(Stored dataset items)
※

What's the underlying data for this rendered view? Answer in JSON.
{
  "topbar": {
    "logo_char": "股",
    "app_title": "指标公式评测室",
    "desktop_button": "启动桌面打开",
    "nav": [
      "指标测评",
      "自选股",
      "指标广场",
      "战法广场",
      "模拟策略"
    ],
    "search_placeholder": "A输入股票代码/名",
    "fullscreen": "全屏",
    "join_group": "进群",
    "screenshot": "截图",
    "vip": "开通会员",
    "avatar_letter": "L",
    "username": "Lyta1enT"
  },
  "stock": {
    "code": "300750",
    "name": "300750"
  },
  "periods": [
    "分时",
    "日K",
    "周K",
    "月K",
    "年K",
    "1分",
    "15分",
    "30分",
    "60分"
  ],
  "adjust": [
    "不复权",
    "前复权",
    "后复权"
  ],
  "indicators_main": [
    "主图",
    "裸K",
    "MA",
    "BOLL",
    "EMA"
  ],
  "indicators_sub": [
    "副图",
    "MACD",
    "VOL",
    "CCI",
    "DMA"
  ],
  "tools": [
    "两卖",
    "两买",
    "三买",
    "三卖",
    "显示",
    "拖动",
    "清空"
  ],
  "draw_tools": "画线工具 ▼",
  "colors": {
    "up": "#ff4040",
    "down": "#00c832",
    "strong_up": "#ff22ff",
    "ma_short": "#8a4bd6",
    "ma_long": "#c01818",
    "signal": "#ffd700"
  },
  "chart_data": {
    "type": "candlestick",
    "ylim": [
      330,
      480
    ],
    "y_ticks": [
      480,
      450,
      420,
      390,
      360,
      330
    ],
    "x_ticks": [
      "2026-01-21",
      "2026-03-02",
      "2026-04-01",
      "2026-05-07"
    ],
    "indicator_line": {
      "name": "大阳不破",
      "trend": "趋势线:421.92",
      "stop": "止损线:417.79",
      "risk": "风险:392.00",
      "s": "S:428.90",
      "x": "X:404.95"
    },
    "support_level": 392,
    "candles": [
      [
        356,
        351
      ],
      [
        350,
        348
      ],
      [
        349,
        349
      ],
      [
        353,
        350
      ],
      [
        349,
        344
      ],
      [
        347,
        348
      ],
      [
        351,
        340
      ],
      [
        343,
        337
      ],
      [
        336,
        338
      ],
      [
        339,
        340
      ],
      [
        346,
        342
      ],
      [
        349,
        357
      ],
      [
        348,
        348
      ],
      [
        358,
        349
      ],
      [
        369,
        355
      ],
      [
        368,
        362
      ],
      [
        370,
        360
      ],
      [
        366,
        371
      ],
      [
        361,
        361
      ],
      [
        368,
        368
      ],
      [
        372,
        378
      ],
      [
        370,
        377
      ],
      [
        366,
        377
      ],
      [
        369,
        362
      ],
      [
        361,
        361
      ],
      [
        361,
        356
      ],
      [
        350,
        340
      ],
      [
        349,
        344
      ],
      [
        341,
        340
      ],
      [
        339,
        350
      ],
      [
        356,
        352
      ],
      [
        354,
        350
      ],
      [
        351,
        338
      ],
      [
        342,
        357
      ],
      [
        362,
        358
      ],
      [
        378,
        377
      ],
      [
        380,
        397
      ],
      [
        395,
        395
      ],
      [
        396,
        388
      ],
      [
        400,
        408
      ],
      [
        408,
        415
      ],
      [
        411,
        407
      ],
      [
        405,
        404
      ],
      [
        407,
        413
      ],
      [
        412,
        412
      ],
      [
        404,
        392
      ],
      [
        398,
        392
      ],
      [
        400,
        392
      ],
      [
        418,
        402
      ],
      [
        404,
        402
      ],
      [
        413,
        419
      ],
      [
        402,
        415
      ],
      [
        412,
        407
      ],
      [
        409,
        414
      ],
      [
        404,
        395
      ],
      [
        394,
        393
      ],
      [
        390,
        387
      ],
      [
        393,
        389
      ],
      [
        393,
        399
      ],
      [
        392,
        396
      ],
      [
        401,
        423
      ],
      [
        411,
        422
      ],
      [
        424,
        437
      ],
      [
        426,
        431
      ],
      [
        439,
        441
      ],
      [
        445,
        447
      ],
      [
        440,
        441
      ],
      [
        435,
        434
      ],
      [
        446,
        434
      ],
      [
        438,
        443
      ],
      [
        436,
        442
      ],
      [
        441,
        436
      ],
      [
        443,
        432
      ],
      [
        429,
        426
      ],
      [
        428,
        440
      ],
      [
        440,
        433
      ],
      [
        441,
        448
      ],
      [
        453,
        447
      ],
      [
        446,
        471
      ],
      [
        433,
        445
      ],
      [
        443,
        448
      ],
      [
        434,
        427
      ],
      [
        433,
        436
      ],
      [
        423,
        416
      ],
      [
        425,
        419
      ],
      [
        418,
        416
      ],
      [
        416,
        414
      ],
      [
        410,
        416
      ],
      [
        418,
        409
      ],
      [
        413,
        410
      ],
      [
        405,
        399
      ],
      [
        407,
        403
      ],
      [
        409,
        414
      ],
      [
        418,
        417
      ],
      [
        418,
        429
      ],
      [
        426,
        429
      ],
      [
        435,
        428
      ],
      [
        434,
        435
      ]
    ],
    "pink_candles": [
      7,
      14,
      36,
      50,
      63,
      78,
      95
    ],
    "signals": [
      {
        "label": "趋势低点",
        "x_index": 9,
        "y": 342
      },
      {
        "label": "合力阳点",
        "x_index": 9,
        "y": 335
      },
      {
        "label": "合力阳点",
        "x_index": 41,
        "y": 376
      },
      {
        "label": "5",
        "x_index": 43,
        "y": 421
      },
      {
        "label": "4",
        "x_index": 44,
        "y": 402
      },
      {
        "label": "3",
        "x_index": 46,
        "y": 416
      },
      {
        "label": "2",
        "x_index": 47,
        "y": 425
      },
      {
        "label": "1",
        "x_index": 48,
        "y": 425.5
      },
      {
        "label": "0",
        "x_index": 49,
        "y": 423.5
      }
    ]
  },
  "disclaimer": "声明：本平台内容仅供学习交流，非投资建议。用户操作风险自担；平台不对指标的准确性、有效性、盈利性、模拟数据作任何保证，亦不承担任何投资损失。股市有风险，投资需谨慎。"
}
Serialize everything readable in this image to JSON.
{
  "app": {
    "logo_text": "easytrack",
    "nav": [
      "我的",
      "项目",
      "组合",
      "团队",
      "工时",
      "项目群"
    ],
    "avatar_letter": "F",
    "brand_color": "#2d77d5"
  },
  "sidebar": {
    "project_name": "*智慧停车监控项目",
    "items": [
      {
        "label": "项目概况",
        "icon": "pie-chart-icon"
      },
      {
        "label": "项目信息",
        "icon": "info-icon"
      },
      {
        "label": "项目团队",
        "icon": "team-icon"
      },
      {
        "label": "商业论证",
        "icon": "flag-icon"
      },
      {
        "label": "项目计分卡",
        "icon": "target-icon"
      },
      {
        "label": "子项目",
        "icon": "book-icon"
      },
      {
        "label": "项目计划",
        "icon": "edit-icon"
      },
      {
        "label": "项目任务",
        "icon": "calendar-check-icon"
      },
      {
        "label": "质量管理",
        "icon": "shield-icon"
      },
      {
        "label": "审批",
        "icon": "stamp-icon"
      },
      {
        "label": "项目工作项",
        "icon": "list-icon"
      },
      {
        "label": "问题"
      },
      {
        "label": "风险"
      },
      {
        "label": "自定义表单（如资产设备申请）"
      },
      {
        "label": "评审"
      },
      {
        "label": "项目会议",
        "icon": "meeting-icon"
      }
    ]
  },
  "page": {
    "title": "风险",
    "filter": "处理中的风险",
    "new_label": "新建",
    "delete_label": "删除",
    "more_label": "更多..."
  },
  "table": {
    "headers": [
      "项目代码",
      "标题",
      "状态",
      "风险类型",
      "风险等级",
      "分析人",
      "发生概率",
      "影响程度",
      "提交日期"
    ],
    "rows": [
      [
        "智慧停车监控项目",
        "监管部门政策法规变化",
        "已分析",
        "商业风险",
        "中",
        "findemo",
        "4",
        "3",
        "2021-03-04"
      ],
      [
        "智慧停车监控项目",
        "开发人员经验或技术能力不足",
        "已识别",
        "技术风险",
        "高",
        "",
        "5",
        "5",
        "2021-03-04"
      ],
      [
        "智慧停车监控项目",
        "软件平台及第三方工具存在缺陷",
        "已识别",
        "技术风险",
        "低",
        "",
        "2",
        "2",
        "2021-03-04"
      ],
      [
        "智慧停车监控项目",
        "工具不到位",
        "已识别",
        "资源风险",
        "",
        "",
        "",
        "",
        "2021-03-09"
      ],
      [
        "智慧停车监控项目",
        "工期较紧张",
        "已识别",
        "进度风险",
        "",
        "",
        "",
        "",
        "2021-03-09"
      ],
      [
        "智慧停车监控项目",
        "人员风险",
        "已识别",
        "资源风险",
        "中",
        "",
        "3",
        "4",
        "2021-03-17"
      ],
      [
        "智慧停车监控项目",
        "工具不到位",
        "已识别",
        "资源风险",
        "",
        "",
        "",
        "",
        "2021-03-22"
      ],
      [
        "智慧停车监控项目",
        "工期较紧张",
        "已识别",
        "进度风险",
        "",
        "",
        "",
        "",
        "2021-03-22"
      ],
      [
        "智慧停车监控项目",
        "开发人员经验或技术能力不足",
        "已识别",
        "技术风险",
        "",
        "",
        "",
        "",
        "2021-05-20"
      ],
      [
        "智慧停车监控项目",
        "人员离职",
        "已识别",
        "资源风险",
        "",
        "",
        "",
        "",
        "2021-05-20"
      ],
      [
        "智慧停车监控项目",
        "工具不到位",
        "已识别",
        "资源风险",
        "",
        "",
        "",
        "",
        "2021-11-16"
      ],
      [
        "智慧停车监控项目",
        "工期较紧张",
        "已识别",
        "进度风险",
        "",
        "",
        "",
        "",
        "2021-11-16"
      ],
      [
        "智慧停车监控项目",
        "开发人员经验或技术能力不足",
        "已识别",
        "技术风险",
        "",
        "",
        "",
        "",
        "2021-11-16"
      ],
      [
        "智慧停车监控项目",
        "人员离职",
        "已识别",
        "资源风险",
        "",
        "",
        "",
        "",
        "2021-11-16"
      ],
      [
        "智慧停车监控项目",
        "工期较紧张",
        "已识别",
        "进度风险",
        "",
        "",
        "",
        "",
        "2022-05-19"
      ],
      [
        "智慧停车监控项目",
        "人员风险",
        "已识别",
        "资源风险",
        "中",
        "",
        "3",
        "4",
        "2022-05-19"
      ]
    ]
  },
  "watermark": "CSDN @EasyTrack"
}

※

YOUR GOAL:
Search the data above for the string "this" and return every line that has it.

SOLUTION TO THE PROBLEM:
What's the underlying data for this rendered view? Answer in JSON.
Serialize everything readable in this image to JSON.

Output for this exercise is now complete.